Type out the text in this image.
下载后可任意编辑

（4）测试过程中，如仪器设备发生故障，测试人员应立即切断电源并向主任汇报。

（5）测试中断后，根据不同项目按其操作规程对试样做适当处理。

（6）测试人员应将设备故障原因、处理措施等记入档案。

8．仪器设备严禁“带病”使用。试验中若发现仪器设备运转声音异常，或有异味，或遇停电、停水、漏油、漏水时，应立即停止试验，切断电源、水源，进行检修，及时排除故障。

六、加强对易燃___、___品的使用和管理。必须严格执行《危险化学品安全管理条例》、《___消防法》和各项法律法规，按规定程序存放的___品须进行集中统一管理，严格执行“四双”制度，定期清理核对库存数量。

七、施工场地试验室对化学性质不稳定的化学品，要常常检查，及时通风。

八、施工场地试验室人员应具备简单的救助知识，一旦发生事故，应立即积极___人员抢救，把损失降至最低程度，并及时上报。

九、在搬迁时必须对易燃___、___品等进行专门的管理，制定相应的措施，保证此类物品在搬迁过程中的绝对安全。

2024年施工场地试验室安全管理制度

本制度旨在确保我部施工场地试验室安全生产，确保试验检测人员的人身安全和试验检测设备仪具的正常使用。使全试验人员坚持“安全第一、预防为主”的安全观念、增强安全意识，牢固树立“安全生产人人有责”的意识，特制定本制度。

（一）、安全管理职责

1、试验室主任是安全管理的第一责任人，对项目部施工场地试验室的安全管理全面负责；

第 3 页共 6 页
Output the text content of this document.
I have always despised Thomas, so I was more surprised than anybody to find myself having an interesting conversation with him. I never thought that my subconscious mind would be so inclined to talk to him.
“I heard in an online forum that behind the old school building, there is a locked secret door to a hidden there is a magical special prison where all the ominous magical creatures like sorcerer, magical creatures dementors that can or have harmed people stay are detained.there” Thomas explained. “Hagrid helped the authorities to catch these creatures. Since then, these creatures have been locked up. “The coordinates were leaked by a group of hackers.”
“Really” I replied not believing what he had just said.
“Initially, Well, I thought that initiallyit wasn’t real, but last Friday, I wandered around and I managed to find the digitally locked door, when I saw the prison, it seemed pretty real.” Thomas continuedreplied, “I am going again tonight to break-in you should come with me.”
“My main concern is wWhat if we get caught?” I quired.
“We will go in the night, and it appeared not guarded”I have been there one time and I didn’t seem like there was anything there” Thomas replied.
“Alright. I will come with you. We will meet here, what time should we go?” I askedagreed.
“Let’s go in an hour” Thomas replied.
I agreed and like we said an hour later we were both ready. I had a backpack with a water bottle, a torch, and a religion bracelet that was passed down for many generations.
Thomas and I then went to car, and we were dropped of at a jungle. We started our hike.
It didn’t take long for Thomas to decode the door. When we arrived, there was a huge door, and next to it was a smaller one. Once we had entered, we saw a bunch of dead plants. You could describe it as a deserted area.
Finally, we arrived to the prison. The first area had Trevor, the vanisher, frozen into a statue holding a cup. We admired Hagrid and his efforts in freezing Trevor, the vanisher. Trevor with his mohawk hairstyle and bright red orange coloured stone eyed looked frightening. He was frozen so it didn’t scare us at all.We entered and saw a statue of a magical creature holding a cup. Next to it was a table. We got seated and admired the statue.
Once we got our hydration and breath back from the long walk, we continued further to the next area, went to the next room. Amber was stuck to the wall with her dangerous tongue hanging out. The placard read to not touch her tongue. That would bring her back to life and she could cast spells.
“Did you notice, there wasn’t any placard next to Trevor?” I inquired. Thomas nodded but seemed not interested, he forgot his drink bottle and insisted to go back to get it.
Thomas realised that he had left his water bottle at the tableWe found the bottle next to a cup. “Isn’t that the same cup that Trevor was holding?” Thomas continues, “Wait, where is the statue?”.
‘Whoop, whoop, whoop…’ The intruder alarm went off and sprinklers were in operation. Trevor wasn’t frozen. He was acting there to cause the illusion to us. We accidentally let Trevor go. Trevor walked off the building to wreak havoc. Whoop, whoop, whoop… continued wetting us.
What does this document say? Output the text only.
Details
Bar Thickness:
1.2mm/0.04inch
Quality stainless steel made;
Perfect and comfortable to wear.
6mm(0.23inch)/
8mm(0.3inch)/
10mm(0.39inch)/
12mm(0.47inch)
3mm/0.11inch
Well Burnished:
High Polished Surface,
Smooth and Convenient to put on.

+---+

### Problem statement:
Write an exact transcription of every entry above.

### Output for this task:
Type out the text in this image.
下载后可任意编辑

（4）测试过程中，如仪器设备发生故障，测试人员应立即切断电源并向主任汇报。

（5）测试中断后，根据不同项目按其操作规程对试样做适当处理。

（6）测试人员应将设备故障原因、处理措施等记入档案。

8．仪器设备严禁“带病”使用。试验中若发现仪器设备运转声音异常，或有异味，或遇停电、停水、漏油、漏水时，应立即停止试验，切断电源、水源，进行检修，及时排除故障。

六、加强对易燃___、___品的使用和管理。必须严格执行《危险化学品安全管理条例》、《___消防法》和各项法律法规，按规定程序存放的___品须进行集中统一管理，严格执行“四双”制度，定期清理核对库存数量。

七、施工场地试验室对化学性质不稳定的化学品，要常常检查，及时通风。

八、施工场地试验室人员应具备简单的救助知识，一旦发生事故，应立即积极___人员抢救，把损失降至最低程度，并及时上报。

九、在搬迁时必须对易燃___、___品等进行专门的管理，制定相应的措施，保证此类物品在搬迁过程中的绝对安全。

2024年施工场地试验室安全管理制度

本制度旨在确保我部施工场地试验室安全生产，确保试验检测人员的人身安全和试验检测设备仪具的正常使用。使全试验人员坚持“安全第一、预防为主”的安全观念、增强安全意识，牢固树立“安全生产人人有责”的意识，特制定本制度。

（一）、安全管理职责

1、试验室主任是安全管理的第一责任人，对项目部施工场地试验室的安全管理全面负责；

第 3 页共 6 页
Output the text content of this document.
I have always despised Thomas, so I was more surprised than anybody to find myself having an interesting conversation with him. I never thought that my subconscious mind would be so inclined to talk to him.
“I heard in an online forum that behind the old school building, there is a locked secret door to a hidden there is a magical special prison where all the ominous magical creatures like sorcerer, magical creatures dementors that can or have harmed people stay are detained.there” Thomas explained. “Hagrid helped the authorities to catch these creatures. Since then, these creatures have been locked up. “The coordinates were leaked by a group of hackers.”
“Really” I replied not believing what he had just said.
“Initially, Well, I thought that initiallyit wasn’t real, but last Friday, I wandered around and I managed to find the digitally locked door, when I saw the prison, it seemed pretty real.” Thomas continuedreplied, “I am going again tonight to break-in you should come with me.”
“My main concern is wWhat if we get caught?” I quired.
“We will go in the night, and it appeared not guarded”I have been there one time and I didn’t seem like there was anything there” Thomas replied.
“Alright. I will come with you. We will meet here, what time should we go?” I askedagreed.
“Let’s go in an hour” Thomas replied.
I agreed and like we said an hour later we were both ready. I had a backpack with a water bottle, a torch, and a religion bracelet that was passed down for many generations.
Thomas and I then went to car, and we were dropped of at a jungle. We started our hike.
It didn’t take long for Thomas to decode the door. When we arrived, there was a huge door, and next to it was a smaller one. Once we had entered, we saw a bunch of dead plants. You could describe it as a deserted area.
Finally, we arrived to the prison. The first area had Trevor, the vanisher, frozen into a statue holding a cup. We admired Hagrid and his efforts in freezing Trevor, the vanisher. Trevor with his mohawk hairstyle and bright red orange coloured stone eyed looked frightening. He was frozen so it didn’t scare us at all.We entered and saw a statue of a magical creature holding a cup. Next to it was a table. We got seated and admired the statue.
Once we got our hydration and breath back from the long walk, we continued further to the next area, went to the next room. Amber was stuck to the wall with her dangerous tongue hanging out. The placard read to not touch her tongue. That would bring her back to life and she could cast spells.
“Did you notice, there wasn’t any placard next to Trevor?” I inquired. Thomas nodded but seemed not interested, he forgot his drink bottle and insisted to go back to get it.
Thomas realised that he had left his water bottle at the tableWe found the bottle next to a cup. “Isn’t that the same cup that Trevor was holding?” Thomas continues, “Wait, where is the statue?”.
‘Whoop, whoop, whoop…’ The intruder alarm went off and sprinklers were in operation. Trevor wasn’t frozen. He was acting there to cause the illusion to us. We accidentally let Trevor go. Trevor walked off the building to wreak havoc. Whoop, whoop, whoop… continued wetting us.
What does this document say? Output the text only.
Details
Bar Thickness:
1.2mm/0.04inch
Quality stainless steel made;
Perfect and comfortable to wear.
6mm(0.23inch)/
8mm(0.3inch)/
10mm(0.39inch)/
12mm(0.47inch)
3mm/0.11inch
Well Burnished:
High Polished Surface,
Smooth and Convenient to put on.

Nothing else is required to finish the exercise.